**What is being asked**
Look through the records and report how many lines include the word "rows", with no other words.

**Material provided**
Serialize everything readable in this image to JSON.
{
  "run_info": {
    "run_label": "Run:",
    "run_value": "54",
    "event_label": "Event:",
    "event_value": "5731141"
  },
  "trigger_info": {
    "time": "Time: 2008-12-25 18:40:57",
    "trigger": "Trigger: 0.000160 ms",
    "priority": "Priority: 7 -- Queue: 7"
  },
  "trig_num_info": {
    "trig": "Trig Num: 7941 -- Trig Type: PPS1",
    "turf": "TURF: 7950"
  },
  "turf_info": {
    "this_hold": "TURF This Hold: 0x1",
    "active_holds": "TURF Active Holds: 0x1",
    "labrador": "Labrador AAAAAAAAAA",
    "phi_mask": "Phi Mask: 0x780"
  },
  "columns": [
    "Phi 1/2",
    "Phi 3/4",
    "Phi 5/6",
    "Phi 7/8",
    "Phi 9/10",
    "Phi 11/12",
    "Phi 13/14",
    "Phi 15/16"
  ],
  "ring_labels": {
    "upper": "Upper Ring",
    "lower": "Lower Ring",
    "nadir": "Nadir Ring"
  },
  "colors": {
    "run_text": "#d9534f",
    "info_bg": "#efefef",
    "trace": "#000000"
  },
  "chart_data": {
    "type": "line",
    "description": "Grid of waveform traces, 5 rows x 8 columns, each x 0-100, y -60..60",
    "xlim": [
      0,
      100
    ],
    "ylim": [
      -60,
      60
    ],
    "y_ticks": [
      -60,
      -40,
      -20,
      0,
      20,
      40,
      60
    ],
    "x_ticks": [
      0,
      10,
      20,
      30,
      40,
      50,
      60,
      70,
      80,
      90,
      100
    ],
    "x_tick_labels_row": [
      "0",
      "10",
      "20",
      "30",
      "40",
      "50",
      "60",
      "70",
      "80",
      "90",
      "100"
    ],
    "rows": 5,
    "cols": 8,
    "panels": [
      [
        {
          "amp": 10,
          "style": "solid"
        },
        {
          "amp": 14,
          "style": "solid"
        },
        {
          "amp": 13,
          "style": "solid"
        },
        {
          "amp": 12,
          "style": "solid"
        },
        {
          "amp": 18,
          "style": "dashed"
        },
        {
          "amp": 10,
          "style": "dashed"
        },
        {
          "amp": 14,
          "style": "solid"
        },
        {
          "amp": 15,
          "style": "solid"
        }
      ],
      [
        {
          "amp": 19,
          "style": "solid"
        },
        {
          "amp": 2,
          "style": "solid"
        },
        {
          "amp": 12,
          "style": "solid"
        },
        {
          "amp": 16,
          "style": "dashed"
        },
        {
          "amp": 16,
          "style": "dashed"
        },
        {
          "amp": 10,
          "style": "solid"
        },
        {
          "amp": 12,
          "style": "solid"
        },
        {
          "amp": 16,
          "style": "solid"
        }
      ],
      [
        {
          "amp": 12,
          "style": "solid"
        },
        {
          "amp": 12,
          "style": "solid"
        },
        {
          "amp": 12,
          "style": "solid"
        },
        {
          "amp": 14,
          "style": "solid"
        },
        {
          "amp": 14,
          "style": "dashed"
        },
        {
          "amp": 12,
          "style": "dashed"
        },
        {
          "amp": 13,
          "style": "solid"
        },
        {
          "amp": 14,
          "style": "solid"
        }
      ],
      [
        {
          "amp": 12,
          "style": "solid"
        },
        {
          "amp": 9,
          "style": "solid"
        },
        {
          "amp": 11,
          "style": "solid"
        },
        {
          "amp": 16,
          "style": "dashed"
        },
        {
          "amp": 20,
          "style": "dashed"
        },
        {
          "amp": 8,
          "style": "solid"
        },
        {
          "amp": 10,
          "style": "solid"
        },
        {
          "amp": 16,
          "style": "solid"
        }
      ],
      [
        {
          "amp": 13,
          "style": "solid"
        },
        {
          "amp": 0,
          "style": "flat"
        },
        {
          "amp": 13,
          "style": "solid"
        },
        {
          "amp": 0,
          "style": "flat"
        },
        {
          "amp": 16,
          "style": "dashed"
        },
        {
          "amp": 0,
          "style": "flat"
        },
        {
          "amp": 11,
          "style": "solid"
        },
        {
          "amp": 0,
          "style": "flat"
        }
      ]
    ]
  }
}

**Solution**
2